● **JOB**
Give only the number of lines that include the string "Выход".

begin SUPPLIED MATERIAL

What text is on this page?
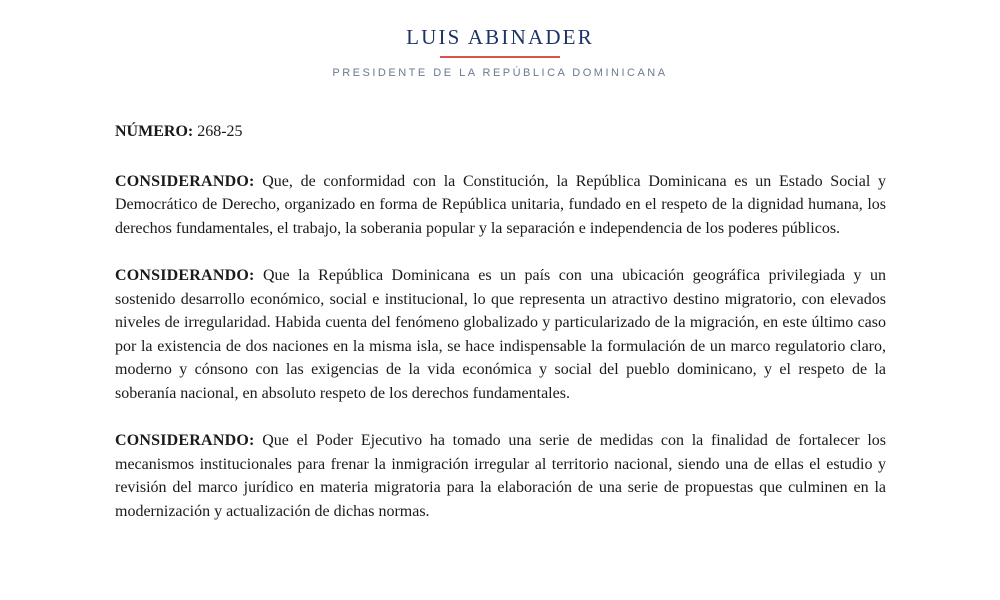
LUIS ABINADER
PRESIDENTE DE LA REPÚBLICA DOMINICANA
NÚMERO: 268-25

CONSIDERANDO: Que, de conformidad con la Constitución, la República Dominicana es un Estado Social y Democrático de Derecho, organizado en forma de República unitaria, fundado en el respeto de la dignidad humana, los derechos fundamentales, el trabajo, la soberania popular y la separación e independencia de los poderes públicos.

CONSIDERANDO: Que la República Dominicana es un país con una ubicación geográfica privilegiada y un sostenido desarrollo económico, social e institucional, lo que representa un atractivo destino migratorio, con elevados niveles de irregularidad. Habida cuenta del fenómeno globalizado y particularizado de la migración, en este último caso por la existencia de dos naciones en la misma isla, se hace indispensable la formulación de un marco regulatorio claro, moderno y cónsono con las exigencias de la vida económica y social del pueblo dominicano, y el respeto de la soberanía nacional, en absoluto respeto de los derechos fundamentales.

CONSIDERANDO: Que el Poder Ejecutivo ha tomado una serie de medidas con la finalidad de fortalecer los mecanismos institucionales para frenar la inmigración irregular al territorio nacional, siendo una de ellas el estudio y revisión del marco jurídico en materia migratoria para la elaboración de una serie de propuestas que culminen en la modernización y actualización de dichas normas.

end SUPPLIED MATERIAL
begin SUPPLIED MATERIAL

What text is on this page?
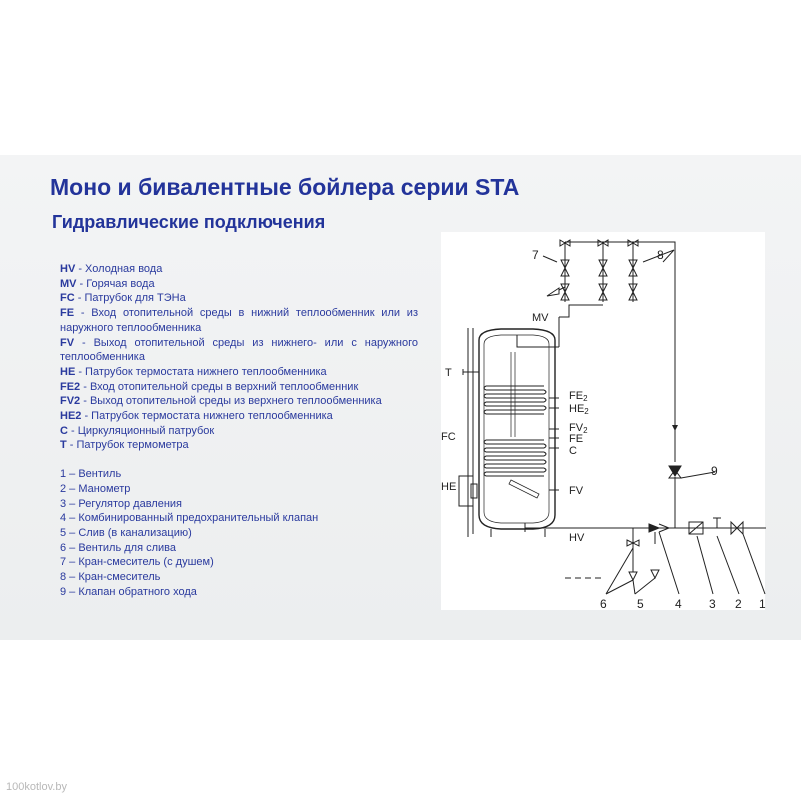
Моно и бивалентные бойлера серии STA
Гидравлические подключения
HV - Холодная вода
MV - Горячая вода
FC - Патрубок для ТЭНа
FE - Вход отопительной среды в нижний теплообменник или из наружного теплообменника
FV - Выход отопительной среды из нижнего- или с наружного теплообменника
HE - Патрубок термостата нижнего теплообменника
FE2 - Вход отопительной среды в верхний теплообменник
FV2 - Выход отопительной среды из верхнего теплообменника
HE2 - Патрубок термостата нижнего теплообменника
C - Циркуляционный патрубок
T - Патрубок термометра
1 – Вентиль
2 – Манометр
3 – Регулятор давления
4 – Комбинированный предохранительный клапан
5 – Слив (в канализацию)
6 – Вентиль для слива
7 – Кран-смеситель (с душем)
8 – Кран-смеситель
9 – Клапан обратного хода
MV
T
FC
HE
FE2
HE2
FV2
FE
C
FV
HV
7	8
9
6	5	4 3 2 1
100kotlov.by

end SUPPLIED MATERIAL

● **EXERCISE SOLUTION**
2